» YOUR TASK:
Reproduce every line of the rows below without changing anything.

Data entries
========================

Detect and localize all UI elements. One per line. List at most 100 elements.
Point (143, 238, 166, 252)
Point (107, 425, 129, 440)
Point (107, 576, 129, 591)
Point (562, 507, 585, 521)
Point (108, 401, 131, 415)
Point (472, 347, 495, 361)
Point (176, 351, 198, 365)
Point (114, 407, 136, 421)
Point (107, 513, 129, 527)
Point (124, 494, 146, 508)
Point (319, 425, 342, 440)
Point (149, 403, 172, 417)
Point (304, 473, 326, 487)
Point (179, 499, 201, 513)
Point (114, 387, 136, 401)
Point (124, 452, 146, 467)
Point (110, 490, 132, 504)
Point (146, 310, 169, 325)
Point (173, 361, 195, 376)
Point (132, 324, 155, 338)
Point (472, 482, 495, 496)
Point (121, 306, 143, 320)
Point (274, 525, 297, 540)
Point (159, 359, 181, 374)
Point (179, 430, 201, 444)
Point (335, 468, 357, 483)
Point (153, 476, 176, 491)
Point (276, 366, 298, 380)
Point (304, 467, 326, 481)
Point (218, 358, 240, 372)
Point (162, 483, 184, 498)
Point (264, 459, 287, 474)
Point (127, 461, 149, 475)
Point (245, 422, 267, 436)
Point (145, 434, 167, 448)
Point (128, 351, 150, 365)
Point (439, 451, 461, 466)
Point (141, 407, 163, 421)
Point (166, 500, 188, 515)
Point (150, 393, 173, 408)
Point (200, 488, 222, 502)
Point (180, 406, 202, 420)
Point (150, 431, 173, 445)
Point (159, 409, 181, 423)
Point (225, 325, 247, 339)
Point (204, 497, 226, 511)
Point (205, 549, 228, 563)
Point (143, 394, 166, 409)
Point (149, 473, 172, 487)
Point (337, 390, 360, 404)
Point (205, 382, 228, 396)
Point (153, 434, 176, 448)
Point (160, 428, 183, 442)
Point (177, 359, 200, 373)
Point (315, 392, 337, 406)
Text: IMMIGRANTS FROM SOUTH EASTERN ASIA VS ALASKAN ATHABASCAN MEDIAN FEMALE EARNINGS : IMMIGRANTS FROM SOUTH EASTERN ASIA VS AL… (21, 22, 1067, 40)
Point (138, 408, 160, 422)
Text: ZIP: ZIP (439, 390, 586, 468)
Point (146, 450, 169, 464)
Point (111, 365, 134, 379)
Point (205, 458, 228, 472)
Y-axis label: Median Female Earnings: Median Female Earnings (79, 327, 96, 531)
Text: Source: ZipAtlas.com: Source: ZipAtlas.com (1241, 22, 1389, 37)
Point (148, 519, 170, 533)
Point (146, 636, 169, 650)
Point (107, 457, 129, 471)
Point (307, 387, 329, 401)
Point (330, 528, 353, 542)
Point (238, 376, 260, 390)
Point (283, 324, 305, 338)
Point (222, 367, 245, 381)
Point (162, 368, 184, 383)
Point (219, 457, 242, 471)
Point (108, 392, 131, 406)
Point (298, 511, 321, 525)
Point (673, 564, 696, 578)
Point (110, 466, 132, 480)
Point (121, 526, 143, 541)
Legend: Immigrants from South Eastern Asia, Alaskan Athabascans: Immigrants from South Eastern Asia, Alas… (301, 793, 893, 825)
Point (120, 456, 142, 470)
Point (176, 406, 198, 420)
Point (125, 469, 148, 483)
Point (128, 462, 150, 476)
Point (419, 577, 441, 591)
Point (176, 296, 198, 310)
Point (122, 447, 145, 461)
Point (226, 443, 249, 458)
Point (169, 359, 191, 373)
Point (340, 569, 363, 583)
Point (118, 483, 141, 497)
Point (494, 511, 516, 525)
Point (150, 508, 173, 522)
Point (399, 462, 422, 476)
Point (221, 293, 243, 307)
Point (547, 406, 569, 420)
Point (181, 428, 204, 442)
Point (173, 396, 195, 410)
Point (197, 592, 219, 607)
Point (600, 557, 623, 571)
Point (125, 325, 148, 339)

========================

» SOLUTION:
Detect and localize all UI elements. One per line. List at most 100 elements.
Point (143, 238, 166, 252)
Point (107, 425, 129, 440)
Point (107, 576, 129, 591)
Point (562, 507, 585, 521)
Point (108, 401, 131, 415)
Point (472, 347, 495, 361)
Point (176, 351, 198, 365)
Point (114, 407, 136, 421)
Point (107, 513, 129, 527)
Point (124, 494, 146, 508)
Point (319, 425, 342, 440)
Point (149, 403, 172, 417)
Point (304, 473, 326, 487)
Point (179, 499, 201, 513)
Point (114, 387, 136, 401)
Point (124, 452, 146, 467)
Point (110, 490, 132, 504)
Point (146, 310, 169, 325)
Point (173, 361, 195, 376)
Point (132, 324, 155, 338)
Point (472, 482, 495, 496)
Point (121, 306, 143, 320)
Point (274, 525, 297, 540)
Point (159, 359, 181, 374)
Point (179, 430, 201, 444)
Point (335, 468, 357, 483)
Point (153, 476, 176, 491)
Point (276, 366, 298, 380)
Point (304, 467, 326, 481)
Point (218, 358, 240, 372)
Point (162, 483, 184, 498)
Point (264, 459, 287, 474)
Point (127, 461, 149, 475)
Point (245, 422, 267, 436)
Point (145, 434, 167, 448)
Point (128, 351, 150, 365)
Point (439, 451, 461, 466)
Point (141, 407, 163, 421)
Point (166, 500, 188, 515)
Point (150, 393, 173, 408)
Point (200, 488, 222, 502)
Point (180, 406, 202, 420)
Point (150, 431, 173, 445)
Point (159, 409, 181, 423)
Point (225, 325, 247, 339)
Point (204, 497, 226, 511)
Point (205, 549, 228, 563)
Point (143, 394, 166, 409)
Point (149, 473, 172, 487)
Point (337, 390, 360, 404)
Point (205, 382, 228, 396)
Point (153, 434, 176, 448)
Point (160, 428, 183, 442)
Point (177, 359, 200, 373)
Point (315, 392, 337, 406)
Text: IMMIGRANTS FROM SOUTH EASTERN ASIA VS ALASKAN ATHABASCAN MEDIAN FEMALE EARNINGS : IMMIGRANTS FROM SOUTH EASTERN ASIA VS AL… (21, 22, 1067, 40)
Point (138, 408, 160, 422)
Text: ZIP: ZIP (439, 390, 586, 468)
Point (146, 450, 169, 464)
Point (111, 365, 134, 379)
Point (205, 458, 228, 472)
Y-axis label: Median Female Earnings: Median Female Earnings (79, 327, 96, 531)
Text: Source: ZipAtlas.com: Source: ZipAtlas.com (1241, 22, 1389, 37)
Point (148, 519, 170, 533)
Point (146, 636, 169, 650)
Point (107, 457, 129, 471)
Point (307, 387, 329, 401)
Point (330, 528, 353, 542)
Point (238, 376, 260, 390)
Point (283, 324, 305, 338)
Point (222, 367, 245, 381)
Point (162, 368, 184, 383)
Point (219, 457, 242, 471)
Point (108, 392, 131, 406)
Point (298, 511, 321, 525)
Point (673, 564, 696, 578)
Point (110, 466, 132, 480)
Point (121, 526, 143, 541)
Legend: Immigrants from South Eastern Asia, Alaskan Athabascans: Immigrants from South Eastern Asia, Alas… (301, 793, 893, 825)
Point (120, 456, 142, 470)
Point (176, 406, 198, 420)
Point (125, 469, 148, 483)
Point (128, 462, 150, 476)
Point (419, 577, 441, 591)
Point (176, 296, 198, 310)
Point (122, 447, 145, 461)
Point (226, 443, 249, 458)
Point (169, 359, 191, 373)
Point (340, 569, 363, 583)
Point (118, 483, 141, 497)
Point (494, 511, 516, 525)
Point (150, 508, 173, 522)
Point (399, 462, 422, 476)
Point (221, 293, 243, 307)
Point (547, 406, 569, 420)
Point (181, 428, 204, 442)
Point (173, 396, 195, 410)
Point (197, 592, 219, 607)
Point (600, 557, 623, 571)
Point (125, 325, 148, 339)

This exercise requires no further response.